ACTION ITEM –
Line by line, restate the listing below without any change.

** RECORDS SHOWN follows **

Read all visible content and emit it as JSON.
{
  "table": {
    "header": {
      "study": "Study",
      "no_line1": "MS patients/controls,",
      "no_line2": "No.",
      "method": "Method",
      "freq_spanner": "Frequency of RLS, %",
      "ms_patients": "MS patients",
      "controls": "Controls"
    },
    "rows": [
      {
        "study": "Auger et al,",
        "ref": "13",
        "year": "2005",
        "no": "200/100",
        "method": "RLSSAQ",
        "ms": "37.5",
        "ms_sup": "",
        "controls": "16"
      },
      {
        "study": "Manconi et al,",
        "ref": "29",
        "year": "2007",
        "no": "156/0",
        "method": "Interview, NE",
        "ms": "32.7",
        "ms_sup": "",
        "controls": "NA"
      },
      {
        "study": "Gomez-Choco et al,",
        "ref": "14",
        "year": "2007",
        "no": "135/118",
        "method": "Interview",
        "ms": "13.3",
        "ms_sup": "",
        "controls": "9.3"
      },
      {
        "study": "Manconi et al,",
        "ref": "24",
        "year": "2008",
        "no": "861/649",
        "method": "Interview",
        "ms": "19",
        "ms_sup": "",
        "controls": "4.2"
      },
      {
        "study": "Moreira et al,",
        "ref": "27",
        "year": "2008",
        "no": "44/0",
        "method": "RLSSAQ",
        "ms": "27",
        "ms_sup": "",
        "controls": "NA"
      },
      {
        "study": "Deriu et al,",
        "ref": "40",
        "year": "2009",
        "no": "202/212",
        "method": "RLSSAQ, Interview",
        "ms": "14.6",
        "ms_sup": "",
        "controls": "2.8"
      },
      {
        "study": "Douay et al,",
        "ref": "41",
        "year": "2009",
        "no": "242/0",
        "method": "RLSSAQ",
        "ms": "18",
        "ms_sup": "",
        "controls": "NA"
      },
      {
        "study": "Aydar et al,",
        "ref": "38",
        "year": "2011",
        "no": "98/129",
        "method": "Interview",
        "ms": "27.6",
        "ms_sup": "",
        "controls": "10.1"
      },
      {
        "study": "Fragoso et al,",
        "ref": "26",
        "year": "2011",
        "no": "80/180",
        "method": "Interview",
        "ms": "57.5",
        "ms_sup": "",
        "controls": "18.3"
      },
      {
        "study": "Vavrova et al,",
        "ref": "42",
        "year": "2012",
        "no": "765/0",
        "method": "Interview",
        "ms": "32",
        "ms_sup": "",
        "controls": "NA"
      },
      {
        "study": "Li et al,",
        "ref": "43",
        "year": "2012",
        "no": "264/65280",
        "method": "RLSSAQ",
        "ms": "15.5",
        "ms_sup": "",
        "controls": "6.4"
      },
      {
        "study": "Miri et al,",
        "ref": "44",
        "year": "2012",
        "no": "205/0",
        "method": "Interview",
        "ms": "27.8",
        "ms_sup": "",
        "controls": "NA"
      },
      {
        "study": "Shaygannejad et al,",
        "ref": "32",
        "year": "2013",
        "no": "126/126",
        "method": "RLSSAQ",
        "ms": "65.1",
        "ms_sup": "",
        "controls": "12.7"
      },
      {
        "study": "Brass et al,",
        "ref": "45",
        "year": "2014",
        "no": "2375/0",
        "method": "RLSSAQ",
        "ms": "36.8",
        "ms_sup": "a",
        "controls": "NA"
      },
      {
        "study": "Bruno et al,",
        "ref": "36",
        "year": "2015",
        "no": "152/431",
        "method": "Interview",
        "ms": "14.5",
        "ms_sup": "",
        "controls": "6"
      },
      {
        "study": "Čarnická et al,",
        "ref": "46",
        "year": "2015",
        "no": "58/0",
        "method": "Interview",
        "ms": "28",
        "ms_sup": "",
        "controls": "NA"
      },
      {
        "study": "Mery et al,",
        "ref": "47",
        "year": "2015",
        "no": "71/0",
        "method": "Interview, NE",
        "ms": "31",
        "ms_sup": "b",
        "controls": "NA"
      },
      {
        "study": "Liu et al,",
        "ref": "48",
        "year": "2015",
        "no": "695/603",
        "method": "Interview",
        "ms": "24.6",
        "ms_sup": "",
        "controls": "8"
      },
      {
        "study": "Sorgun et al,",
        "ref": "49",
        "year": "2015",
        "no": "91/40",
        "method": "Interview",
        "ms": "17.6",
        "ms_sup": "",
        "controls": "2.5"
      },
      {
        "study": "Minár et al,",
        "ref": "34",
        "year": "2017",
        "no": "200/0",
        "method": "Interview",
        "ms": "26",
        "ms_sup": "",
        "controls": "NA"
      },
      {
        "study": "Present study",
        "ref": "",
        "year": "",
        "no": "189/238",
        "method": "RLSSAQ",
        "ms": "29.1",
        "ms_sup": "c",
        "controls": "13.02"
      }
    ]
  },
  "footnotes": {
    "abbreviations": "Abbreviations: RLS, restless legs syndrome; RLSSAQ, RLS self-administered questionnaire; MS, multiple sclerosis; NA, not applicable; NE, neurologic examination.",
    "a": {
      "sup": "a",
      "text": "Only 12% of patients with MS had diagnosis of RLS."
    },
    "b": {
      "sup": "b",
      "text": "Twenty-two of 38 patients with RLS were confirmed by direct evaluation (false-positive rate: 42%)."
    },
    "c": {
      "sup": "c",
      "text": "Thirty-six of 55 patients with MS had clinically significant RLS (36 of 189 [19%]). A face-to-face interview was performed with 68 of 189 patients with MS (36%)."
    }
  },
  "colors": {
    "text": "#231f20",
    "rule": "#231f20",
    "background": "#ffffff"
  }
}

** End of RECORDS SHOWN **

EXPECTED ANSWER –
Read all visible content and emit it as JSON.
{
  "table": {
    "header": {
      "study": "Study",
      "no_line1": "MS patients/controls,",
      "no_line2": "No.",
      "method": "Method",
      "freq_spanner": "Frequency of RLS, %",
      "ms_patients": "MS patients",
      "controls": "Controls"
    },
    "rows": [
      {
        "study": "Auger et al,",
        "ref": "13",
        "year": "2005",
        "no": "200/100",
        "method": "RLSSAQ",
        "ms": "37.5",
        "ms_sup": "",
        "controls": "16"
      },
      {
        "study": "Manconi et al,",
        "ref": "29",
        "year": "2007",
        "no": "156/0",
        "method": "Interview, NE",
        "ms": "32.7",
        "ms_sup": "",
        "controls": "NA"
      },
      {
        "study": "Gomez-Choco et al,",
        "ref": "14",
        "year": "2007",
        "no": "135/118",
        "method": "Interview",
        "ms": "13.3",
        "ms_sup": "",
        "controls": "9.3"
      },
      {
        "study": "Manconi et al,",
        "ref": "24",
        "year": "2008",
        "no": "861/649",
        "method": "Interview",
        "ms": "19",
        "ms_sup": "",
        "controls": "4.2"
      },
      {
        "study": "Moreira et al,",
        "ref": "27",
        "year": "2008",
        "no": "44/0",
        "method": "RLSSAQ",
        "ms": "27",
        "ms_sup": "",
        "controls": "NA"
      },
      {
        "study": "Deriu et al,",
        "ref": "40",
        "year": "2009",
        "no": "202/212",
        "method": "RLSSAQ, Interview",
        "ms": "14.6",
        "ms_sup": "",
        "controls": "2.8"
      },
      {
        "study": "Douay et al,",
        "ref": "41",
        "year": "2009",
        "no": "242/0",
        "method": "RLSSAQ",
        "ms": "18",
        "ms_sup": "",
        "controls": "NA"
      },
      {
        "study": "Aydar et al,",
        "ref": "38",
        "year": "2011",
        "no": "98/129",
        "method": "Interview",
        "ms": "27.6",
        "ms_sup": "",
        "controls": "10.1"
      },
      {
        "study": "Fragoso et al,",
        "ref": "26",
        "year": "2011",
        "no": "80/180",
        "method": "Interview",
        "ms": "57.5",
        "ms_sup": "",
        "controls": "18.3"
      },
      {
        "study": "Vavrova et al,",
        "ref": "42",
        "year": "2012",
        "no": "765/0",
        "method": "Interview",
        "ms": "32",
        "ms_sup": "",
        "controls": "NA"
      },
      {
        "study": "Li et al,",
        "ref": "43",
        "year": "2012",
        "no": "264/65280",
        "method": "RLSSAQ",
        "ms": "15.5",
        "ms_sup": "",
        "controls": "6.4"
      },
      {
        "study": "Miri et al,",
        "ref": "44",
        "year": "2012",
        "no": "205/0",
        "method": "Interview",
        "ms": "27.8",
        "ms_sup": "",
        "controls": "NA"
      },
      {
        "study": "Shaygannejad et al,",
        "ref": "32",
        "year": "2013",
        "no": "126/126",
        "method": "RLSSAQ",
        "ms": "65.1",
        "ms_sup": "",
        "controls": "12.7"
      },
      {
        "study": "Brass et al,",
        "ref": "45",
        "year": "2014",
        "no": "2375/0",
        "method": "RLSSAQ",
        "ms": "36.8",
        "ms_sup": "a",
        "controls": "NA"
      },
      {
        "study": "Bruno et al,",
        "ref": "36",
        "year": "2015",
        "no": "152/431",
        "method": "Interview",
        "ms": "14.5",
        "ms_sup": "",
        "controls": "6"
      },
      {
        "study": "Čarnická et al,",
        "ref": "46",
        "year": "2015",
        "no": "58/0",
        "method": "Interview",
        "ms": "28",
        "ms_sup": "",
        "controls": "NA"
      },
      {
        "study": "Mery et al,",
        "ref": "47",
        "year": "2015",
        "no": "71/0",
        "method": "Interview, NE",
        "ms": "31",
        "ms_sup": "b",
        "controls": "NA"
      },
      {
        "study": "Liu et al,",
        "ref": "48",
        "year": "2015",
        "no": "695/603",
        "method": "Interview",
        "ms": "24.6",
        "ms_sup": "",
        "controls": "8"
      },
      {
        "study": "Sorgun et al,",
        "ref": "49",
        "year": "2015",
        "no": "91/40",
        "method": "Interview",
        "ms": "17.6",
        "ms_sup": "",
        "controls": "2.5"
      },
      {
        "study": "Minár et al,",
        "ref": "34",
        "year": "2017",
        "no": "200/0",
        "method": "Interview",
        "ms": "26",
        "ms_sup": "",
        "controls": "NA"
      },
      {
        "study": "Present study",
        "ref": "",
        "year": "",
        "no": "189/238",
        "method": "RLSSAQ",
        "ms": "29.1",
        "ms_sup": "c",
        "controls": "13.02"
      }
    ]
  },
  "footnotes": {
    "abbreviations": "Abbreviations: RLS, restless legs syndrome; RLSSAQ, RLS self-administered questionnaire; MS, multiple sclerosis; NA, not applicable; NE, neurologic examination.",
    "a": {
      "sup": "a",
      "text": "Only 12% of patients with MS had diagnosis of RLS."
    },
    "b": {
      "sup": "b",
      "text": "Twenty-two of 38 patients with RLS were confirmed by direct evaluation (false-positive rate: 42%)."
    },
    "c": {
      "sup": "c",
      "text": "Thirty-six of 55 patients with MS had clinically significant RLS (36 of 189 [19%]). A face-to-face interview was performed with 68 of 189 patients with MS (36%)."
    }
  },
  "colors": {
    "text": "#231f20",
    "rule": "#231f20",
    "background": "#ffffff"
  }
}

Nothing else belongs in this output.